(TO BE DONE):
Copy out the data below verbatim.

Collected data entries:
•••••
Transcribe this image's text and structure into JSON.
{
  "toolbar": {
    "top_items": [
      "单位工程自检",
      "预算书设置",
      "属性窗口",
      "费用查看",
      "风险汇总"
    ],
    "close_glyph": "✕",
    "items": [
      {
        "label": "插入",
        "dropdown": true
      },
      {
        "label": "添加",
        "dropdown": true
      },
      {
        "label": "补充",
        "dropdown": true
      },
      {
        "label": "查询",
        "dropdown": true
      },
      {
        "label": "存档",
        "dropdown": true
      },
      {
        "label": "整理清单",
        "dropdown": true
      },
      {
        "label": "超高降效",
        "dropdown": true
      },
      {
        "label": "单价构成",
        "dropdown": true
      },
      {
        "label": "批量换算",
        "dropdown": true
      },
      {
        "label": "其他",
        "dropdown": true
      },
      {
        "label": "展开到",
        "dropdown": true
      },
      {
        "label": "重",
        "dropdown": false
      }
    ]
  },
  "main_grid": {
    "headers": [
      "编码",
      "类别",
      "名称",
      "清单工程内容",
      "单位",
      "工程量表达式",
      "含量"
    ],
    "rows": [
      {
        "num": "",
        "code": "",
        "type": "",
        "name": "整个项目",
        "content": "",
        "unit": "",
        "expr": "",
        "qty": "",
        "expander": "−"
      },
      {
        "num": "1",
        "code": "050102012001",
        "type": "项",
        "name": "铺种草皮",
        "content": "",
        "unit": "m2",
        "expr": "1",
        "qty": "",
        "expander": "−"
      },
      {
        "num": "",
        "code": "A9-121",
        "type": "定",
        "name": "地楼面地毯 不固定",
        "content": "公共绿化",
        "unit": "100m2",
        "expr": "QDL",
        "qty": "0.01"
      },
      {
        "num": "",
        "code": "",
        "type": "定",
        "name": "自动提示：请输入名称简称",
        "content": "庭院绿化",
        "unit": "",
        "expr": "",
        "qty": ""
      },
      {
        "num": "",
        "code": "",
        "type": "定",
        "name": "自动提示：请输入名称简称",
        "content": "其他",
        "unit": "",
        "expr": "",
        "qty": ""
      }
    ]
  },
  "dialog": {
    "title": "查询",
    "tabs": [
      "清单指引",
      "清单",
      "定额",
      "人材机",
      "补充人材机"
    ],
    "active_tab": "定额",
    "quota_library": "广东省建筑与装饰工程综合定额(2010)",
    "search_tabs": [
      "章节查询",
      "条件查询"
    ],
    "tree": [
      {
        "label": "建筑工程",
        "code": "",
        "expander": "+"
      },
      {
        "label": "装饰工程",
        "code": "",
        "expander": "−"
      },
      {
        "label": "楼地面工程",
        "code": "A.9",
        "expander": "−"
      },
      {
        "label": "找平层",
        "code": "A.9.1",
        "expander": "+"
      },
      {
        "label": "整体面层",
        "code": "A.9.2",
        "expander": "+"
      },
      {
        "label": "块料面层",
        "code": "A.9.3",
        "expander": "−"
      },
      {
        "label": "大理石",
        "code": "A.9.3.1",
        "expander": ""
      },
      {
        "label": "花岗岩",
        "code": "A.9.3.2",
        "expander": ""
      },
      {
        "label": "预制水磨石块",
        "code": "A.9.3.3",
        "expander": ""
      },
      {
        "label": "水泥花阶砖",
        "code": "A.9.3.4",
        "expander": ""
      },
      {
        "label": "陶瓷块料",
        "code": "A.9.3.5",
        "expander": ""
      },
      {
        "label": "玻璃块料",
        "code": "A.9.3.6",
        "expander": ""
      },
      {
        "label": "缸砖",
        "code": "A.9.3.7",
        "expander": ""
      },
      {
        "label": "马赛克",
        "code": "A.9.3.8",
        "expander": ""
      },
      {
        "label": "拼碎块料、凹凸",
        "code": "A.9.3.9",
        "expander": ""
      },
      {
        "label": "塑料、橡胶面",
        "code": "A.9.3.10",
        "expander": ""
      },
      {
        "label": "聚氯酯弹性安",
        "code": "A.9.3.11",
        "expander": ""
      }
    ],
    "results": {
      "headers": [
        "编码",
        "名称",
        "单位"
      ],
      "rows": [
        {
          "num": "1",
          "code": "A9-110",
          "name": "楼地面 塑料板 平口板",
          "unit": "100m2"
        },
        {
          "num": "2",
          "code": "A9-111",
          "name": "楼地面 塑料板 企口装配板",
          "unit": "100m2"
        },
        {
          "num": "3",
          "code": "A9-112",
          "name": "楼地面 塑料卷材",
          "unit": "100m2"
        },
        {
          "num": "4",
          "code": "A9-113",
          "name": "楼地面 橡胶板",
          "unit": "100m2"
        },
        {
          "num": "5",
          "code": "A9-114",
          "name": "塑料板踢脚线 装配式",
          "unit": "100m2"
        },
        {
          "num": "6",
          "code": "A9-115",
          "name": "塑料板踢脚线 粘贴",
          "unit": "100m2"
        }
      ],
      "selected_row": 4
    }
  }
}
•••••
(WRITTEN SOLUTION):
Transcribe this image's text and structure into JSON.
{
  "toolbar": {
    "top_items": [
      "单位工程自检",
      "预算书设置",
      "属性窗口",
      "费用查看",
      "风险汇总"
    ],
    "close_glyph": "✕",
    "items": [
      {
        "label": "插入",
        "dropdown": true
      },
      {
        "label": "添加",
        "dropdown": true
      },
      {
        "label": "补充",
        "dropdown": true
      },
      {
        "label": "查询",
        "dropdown": true
      },
      {
        "label": "存档",
        "dropdown": true
      },
      {
        "label": "整理清单",
        "dropdown": true
      },
      {
        "label": "超高降效",
        "dropdown": true
      },
      {
        "label": "单价构成",
        "dropdown": true
      },
      {
        "label": "批量换算",
        "dropdown": true
      },
      {
        "label": "其他",
        "dropdown": true
      },
      {
        "label": "展开到",
        "dropdown": true
      },
      {
        "label": "重",
        "dropdown": false
      }
    ]
  },
  "main_grid": {
    "headers": [
      "编码",
      "类别",
      "名称",
      "清单工程内容",
      "单位",
      "工程量表达式",
      "含量"
    ],
    "rows": [
      {
        "num": "",
        "code": "",
        "type": "",
        "name": "整个项目",
        "content": "",
        "unit": "",
        "expr": "",
        "qty": "",
        "expander": "−"
      },
      {
        "num": "1",
        "code": "050102012001",
        "type": "项",
        "name": "铺种草皮",
        "content": "",
        "unit": "m2",
        "expr": "1",
        "qty": "",
        "expander": "−"
      },
      {
        "num": "",
        "code": "A9-121",
        "type": "定",
        "name": "地楼面地毯 不固定",
        "content": "公共绿化",
        "unit": "100m2",
        "expr": "QDL",
        "qty": "0.01"
      },
      {
        "num": "",
        "code": "",
        "type": "定",
        "name": "自动提示：请输入名称简称",
        "content": "庭院绿化",
        "unit": "",
        "expr": "",
        "qty": ""
      },
      {
        "num": "",
        "code": "",
        "type": "定",
        "name": "自动提示：请输入名称简称",
        "content": "其他",
        "unit": "",
        "expr": "",
        "qty": ""
      }
    ]
  },
  "dialog": {
    "title": "查询",
    "tabs": [
      "清单指引",
      "清单",
      "定额",
      "人材机",
      "补充人材机"
    ],
    "active_tab": "定额",
    "quota_library": "广东省建筑与装饰工程综合定额(2010)",
    "search_tabs": [
      "章节查询",
      "条件查询"
    ],
    "tree": [
      {
        "label": "建筑工程",
        "code": "",
        "expander": "+"
      },
      {
        "label": "装饰工程",
        "code": "",
        "expander": "−"
      },
      {
        "label": "楼地面工程",
        "code": "A.9",
        "expander": "−"
      },
      {
        "label": "找平层",
        "code": "A.9.1",
        "expander": "+"
      },
      {
        "label": "整体面层",
        "code": "A.9.2",
        "expander": "+"
      },
      {
        "label": "块料面层",
        "code": "A.9.3",
        "expander": "−"
      },
      {
        "label": "大理石",
        "code": "A.9.3.1",
        "expander": ""
      },
      {
        "label": "花岗岩",
        "code": "A.9.3.2",
        "expander": ""
      },
      {
        "label": "预制水磨石块",
        "code": "A.9.3.3",
        "expander": ""
      },
      {
        "label": "水泥花阶砖",
        "code": "A.9.3.4",
        "expander": ""
      },
      {
        "label": "陶瓷块料",
        "code": "A.9.3.5",
        "expander": ""
      },
      {
        "label": "玻璃块料",
        "code": "A.9.3.6",
        "expander": ""
      },
      {
        "label": "缸砖",
        "code": "A.9.3.7",
        "expander": ""
      },
      {
        "label": "马赛克",
        "code": "A.9.3.8",
        "expander": ""
      },
      {
        "label": "拼碎块料、凹凸",
        "code": "A.9.3.9",
        "expander": ""
      },
      {
        "label": "塑料、橡胶面",
        "code": "A.9.3.10",
        "expander": ""
      },
      {
        "label": "聚氯酯弹性安",
        "code": "A.9.3.11",
        "expander": ""
      }
    ],
    "results": {
      "headers": [
        "编码",
        "名称",
        "单位"
      ],
      "rows": [
        {
          "num": "1",
          "code": "A9-110",
          "name": "楼地面 塑料板 平口板",
          "unit": "100m2"
        },
        {
          "num": "2",
          "code": "A9-111",
          "name": "楼地面 塑料板 企口装配板",
          "unit": "100m2"
        },
        {
          "num": "3",
          "code": "A9-112",
          "name": "楼地面 塑料卷材",
          "unit": "100m2"
        },
        {
          "num": "4",
          "code": "A9-113",
          "name": "楼地面 橡胶板",
          "unit": "100m2"
        },
        {
          "num": "5",
          "code": "A9-114",
          "name": "塑料板踢脚线 装配式",
          "unit": "100m2"
        },
        {
          "num": "6",
          "code": "A9-115",
          "name": "塑料板踢脚线 粘贴",
          "unit": "100m2"
        }
      ],
      "selected_row": 4
    }
  }
}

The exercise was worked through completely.